Records about charts and figures:

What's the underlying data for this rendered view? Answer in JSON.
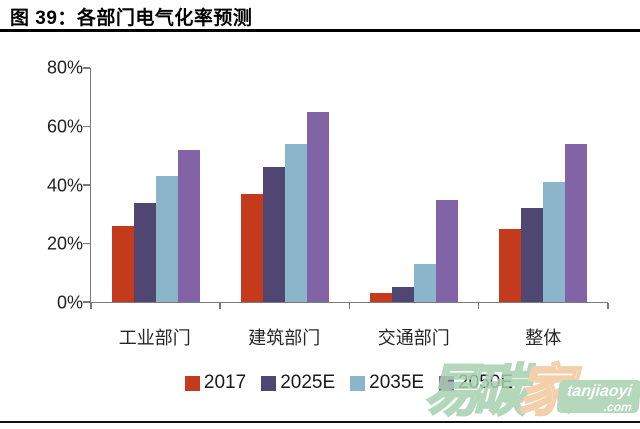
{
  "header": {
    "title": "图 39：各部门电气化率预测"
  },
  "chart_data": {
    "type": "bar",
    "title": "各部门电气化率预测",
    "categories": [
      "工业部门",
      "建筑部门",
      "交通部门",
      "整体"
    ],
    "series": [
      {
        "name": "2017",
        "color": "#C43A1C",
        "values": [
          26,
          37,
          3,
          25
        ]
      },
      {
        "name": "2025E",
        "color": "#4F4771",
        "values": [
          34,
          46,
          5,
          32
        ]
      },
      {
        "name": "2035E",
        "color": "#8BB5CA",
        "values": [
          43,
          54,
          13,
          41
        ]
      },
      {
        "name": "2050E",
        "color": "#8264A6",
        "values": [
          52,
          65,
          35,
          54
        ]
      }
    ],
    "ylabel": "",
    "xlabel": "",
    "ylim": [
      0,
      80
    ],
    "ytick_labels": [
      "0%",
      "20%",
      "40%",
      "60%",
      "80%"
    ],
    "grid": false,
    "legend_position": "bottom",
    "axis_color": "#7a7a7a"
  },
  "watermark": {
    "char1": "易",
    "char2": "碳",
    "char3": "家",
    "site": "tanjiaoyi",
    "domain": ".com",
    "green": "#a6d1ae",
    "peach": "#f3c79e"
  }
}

SET EXERCISE: All of the records need repeating exactly, except for the pictures.

REPLY TO THE EXERCISE:
What's the underlying data for this rendered view? Answer in JSON.
{
  "header": {
    "title": "图 39：各部门电气化率预测"
  },
  "chart_data": {
    "type": "bar",
    "title": "各部门电气化率预测",
    "categories": [
      "工业部门",
      "建筑部门",
      "交通部门",
      "整体"
    ],
    "series": [
      {
        "name": "2017",
        "color": "#C43A1C",
        "values": [
          26,
          37,
          3,
          25
        ]
      },
      {
        "name": "2025E",
        "color": "#4F4771",
        "values": [
          34,
          46,
          5,
          32
        ]
      },
      {
        "name": "2035E",
        "color": "#8BB5CA",
        "values": [
          43,
          54,
          13,
          41
        ]
      },
      {
        "name": "2050E",
        "color": "#8264A6",
        "values": [
          52,
          65,
          35,
          54
        ]
      }
    ],
    "ylabel": "",
    "xlabel": "",
    "ylim": [
      0,
      80
    ],
    "ytick_labels": [
      "0%",
      "20%",
      "40%",
      "60%",
      "80%"
    ],
    "grid": false,
    "legend_position": "bottom",
    "axis_color": "#7a7a7a"
  },
  "watermark": {
    "char1": "易",
    "char2": "碳",
    "char3": "家",
    "site": "tanjiaoyi",
    "domain": ".com",
    "green": "#a6d1ae",
    "peach": "#f3c79e"
  }
}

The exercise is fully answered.